— Goal of the exercise —
List all lines of the data that include the string "Marketplace".

— Working data —
+ + + +
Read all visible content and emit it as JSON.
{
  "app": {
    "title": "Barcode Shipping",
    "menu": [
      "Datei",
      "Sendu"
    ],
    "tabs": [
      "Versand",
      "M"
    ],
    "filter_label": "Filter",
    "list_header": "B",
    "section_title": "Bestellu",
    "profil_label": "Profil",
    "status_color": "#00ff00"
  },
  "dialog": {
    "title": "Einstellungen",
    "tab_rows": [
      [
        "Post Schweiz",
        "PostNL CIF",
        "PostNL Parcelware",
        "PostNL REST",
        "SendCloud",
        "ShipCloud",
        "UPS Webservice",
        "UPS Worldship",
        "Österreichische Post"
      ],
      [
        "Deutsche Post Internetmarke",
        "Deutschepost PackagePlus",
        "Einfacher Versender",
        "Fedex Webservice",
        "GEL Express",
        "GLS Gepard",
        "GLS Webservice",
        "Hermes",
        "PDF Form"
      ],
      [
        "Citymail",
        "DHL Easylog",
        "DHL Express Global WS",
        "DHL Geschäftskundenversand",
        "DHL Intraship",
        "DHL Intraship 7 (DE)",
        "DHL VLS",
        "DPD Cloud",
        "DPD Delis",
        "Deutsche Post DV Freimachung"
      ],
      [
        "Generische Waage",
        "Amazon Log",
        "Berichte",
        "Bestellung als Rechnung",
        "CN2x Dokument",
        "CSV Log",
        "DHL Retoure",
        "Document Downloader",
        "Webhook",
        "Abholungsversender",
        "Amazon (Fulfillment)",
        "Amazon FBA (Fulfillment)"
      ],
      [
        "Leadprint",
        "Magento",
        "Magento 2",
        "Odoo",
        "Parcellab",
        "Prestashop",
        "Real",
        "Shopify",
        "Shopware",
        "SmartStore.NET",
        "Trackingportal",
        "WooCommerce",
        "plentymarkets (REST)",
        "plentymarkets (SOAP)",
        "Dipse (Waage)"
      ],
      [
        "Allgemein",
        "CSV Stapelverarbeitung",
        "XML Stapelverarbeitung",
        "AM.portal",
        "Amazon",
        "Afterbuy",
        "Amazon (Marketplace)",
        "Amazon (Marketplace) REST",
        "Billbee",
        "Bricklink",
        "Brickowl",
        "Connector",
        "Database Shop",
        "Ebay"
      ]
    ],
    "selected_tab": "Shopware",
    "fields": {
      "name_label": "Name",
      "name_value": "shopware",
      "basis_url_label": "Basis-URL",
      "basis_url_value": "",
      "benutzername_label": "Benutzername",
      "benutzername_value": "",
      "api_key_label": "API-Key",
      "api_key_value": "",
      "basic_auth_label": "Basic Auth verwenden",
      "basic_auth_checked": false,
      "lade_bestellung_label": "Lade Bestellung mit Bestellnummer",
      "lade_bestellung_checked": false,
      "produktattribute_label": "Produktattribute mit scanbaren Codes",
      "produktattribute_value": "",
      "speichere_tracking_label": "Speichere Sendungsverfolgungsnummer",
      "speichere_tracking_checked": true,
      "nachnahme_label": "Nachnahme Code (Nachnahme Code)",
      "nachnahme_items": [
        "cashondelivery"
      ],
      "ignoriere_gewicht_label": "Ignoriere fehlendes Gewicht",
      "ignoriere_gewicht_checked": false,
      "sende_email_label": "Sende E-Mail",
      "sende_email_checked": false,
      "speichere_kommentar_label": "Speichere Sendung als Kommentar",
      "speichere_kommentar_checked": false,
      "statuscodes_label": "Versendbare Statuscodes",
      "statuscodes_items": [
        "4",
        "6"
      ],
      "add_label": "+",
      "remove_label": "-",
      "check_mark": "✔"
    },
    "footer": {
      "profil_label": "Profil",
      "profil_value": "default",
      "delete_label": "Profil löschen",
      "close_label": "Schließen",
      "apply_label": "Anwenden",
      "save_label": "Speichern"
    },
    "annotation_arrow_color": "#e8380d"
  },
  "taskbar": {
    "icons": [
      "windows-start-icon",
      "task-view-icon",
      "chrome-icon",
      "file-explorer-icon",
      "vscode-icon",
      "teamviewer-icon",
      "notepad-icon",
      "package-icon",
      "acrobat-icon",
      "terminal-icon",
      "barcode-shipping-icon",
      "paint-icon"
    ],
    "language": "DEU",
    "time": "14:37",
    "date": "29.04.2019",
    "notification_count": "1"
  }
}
+ + + +
— Task output —
        "Amazon (Marketplace)",
        "Amazon (Marketplace) REST",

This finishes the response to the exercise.